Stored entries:
● ● ●
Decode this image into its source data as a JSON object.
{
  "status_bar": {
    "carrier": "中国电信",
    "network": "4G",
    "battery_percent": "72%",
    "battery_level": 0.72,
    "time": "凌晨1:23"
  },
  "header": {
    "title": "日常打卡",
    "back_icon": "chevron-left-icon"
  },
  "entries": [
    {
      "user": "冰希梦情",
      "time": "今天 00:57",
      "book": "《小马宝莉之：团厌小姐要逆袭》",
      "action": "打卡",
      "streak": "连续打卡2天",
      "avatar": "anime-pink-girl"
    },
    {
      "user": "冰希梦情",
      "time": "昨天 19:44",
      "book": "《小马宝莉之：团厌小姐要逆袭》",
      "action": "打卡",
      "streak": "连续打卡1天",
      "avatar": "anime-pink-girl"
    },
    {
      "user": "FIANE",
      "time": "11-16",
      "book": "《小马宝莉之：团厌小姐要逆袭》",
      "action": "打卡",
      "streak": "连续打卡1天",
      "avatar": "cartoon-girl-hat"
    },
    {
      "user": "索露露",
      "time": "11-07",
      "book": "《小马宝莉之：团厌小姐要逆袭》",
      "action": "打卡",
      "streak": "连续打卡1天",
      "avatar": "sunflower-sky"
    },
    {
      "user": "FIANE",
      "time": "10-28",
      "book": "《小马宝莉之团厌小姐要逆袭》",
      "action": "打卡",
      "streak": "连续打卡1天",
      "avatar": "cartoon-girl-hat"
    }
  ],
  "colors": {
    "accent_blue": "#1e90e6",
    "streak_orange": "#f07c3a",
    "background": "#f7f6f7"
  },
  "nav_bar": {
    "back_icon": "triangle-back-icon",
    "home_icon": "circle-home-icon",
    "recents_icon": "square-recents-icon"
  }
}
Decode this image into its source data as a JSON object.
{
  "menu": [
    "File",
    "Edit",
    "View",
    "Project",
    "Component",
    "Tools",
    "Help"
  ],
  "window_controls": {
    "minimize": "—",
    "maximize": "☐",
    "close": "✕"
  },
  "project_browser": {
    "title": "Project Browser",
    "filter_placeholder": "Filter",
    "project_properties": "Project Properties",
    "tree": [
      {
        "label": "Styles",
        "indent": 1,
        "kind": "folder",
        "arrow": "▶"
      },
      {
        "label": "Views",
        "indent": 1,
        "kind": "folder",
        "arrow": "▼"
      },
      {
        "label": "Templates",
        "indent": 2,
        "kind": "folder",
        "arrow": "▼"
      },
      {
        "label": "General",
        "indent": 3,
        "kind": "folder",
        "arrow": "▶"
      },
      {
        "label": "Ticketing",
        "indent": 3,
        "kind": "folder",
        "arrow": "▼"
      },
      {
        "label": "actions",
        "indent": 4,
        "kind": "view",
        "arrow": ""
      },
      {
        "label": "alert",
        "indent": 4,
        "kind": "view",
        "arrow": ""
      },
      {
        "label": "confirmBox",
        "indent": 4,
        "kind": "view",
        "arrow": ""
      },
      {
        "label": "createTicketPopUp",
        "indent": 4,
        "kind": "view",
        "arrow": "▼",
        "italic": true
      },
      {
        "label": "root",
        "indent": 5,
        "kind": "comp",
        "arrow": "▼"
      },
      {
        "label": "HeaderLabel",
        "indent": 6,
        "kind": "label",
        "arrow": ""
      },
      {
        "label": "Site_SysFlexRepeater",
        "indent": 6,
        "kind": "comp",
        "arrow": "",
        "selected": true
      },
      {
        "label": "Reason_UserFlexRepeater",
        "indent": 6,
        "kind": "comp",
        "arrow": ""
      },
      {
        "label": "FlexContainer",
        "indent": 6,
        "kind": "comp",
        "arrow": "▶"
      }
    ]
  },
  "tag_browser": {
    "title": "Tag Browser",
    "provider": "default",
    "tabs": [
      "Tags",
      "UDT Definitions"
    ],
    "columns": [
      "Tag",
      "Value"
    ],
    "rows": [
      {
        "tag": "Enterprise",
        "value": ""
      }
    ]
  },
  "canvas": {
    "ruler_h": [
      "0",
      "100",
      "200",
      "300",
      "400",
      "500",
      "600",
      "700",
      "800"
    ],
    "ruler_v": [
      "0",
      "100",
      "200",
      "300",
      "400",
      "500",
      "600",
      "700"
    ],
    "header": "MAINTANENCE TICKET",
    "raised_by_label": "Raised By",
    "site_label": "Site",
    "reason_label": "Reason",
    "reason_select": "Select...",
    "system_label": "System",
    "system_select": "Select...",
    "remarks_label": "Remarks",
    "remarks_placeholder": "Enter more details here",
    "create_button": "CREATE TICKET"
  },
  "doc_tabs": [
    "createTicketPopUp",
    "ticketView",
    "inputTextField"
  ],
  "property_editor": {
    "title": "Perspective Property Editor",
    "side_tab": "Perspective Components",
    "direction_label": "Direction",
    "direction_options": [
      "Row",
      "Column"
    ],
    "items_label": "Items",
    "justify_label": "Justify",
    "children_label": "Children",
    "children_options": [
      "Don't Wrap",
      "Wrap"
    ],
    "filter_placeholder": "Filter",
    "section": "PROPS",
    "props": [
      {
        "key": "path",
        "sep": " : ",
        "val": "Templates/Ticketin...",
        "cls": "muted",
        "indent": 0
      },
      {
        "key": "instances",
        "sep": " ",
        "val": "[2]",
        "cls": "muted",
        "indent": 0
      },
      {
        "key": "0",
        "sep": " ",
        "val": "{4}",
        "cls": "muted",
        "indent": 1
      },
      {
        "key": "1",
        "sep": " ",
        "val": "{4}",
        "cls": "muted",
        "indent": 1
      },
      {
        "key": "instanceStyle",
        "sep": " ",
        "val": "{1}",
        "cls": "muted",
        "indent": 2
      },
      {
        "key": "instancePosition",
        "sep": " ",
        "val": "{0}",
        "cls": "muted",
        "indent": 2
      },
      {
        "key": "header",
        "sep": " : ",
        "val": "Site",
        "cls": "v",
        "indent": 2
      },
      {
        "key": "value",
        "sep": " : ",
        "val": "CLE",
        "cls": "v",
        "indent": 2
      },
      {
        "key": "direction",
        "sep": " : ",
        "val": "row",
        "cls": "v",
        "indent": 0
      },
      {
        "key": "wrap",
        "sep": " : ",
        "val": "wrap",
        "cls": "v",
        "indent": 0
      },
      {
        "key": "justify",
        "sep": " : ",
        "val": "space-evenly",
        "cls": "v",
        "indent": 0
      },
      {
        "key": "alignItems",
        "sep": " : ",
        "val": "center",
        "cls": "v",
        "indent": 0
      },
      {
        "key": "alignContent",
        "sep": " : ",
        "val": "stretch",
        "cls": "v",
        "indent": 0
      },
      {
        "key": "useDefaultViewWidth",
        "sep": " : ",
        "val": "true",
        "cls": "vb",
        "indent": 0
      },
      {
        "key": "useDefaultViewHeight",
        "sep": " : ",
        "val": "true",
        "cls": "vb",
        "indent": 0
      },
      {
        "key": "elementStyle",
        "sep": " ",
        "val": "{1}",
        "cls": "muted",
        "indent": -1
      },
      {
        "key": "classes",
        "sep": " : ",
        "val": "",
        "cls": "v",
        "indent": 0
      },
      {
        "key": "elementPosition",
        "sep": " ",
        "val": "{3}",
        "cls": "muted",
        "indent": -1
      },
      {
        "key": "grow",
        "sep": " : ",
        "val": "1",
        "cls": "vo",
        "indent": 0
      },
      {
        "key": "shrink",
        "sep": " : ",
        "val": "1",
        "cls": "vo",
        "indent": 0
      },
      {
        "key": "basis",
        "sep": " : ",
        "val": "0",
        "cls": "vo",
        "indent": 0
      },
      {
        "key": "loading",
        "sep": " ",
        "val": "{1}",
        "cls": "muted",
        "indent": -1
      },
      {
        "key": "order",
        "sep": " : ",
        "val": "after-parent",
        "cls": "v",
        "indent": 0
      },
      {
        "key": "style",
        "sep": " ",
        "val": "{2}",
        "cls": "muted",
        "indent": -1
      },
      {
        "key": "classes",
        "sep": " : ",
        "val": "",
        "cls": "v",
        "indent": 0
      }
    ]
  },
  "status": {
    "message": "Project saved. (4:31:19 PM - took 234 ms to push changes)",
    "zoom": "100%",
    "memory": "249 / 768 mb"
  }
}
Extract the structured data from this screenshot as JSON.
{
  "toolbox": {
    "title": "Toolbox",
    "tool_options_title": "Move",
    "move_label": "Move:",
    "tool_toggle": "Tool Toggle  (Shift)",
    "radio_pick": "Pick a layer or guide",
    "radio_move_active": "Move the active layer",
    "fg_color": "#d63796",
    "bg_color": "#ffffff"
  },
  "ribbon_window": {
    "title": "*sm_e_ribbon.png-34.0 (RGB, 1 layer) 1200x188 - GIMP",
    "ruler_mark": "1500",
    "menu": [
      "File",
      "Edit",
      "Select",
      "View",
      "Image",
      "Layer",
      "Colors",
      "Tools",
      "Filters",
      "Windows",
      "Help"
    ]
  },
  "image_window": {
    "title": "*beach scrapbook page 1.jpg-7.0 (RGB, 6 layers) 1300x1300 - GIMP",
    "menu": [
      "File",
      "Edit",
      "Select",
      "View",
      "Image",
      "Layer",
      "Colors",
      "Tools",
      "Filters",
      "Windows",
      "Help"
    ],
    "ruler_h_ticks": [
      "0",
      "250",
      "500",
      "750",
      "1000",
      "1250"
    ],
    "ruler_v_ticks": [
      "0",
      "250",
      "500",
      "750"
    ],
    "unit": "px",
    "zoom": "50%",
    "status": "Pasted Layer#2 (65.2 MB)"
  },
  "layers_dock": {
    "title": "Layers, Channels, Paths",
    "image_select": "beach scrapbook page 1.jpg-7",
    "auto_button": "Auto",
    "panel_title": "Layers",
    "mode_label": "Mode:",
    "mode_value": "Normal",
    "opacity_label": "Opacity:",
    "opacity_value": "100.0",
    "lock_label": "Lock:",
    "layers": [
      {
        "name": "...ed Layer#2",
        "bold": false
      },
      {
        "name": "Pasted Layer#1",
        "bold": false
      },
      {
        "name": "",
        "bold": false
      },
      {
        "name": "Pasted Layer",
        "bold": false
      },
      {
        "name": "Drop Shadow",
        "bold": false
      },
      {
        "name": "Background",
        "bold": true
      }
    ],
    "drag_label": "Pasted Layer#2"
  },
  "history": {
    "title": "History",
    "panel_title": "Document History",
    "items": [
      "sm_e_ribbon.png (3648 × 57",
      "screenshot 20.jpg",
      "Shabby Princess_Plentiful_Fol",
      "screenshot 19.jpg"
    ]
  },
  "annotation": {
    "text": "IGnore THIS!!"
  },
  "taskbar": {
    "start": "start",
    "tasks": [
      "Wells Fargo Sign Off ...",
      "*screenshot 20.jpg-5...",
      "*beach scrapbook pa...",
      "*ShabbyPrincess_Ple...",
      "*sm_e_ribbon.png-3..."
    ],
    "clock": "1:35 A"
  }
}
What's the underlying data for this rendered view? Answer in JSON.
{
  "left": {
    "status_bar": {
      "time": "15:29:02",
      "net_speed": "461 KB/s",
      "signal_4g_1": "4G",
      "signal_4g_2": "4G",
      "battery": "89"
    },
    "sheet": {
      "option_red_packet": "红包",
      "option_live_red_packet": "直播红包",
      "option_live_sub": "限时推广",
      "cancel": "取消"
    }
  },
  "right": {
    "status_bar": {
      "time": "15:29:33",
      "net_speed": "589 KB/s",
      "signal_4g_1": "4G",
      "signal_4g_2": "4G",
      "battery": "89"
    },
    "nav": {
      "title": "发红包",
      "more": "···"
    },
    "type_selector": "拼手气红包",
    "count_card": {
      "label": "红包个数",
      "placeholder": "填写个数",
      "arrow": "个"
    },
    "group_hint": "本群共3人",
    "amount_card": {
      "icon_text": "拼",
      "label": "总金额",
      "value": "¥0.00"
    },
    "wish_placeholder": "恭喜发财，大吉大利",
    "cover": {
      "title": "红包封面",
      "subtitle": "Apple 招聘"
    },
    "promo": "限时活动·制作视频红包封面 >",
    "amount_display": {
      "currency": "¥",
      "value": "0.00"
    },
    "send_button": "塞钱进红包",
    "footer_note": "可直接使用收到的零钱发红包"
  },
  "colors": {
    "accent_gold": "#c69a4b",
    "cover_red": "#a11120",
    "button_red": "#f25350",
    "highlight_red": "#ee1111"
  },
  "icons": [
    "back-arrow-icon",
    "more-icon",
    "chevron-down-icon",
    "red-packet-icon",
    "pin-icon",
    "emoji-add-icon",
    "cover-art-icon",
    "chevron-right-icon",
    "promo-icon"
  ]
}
● ● ●
Task details: Copy down every line of the entries containing the word "true".

Answer to this exercise:
        "italic": true
        "selected": true
        "val": "true",
        "val": "true",
        "bold": true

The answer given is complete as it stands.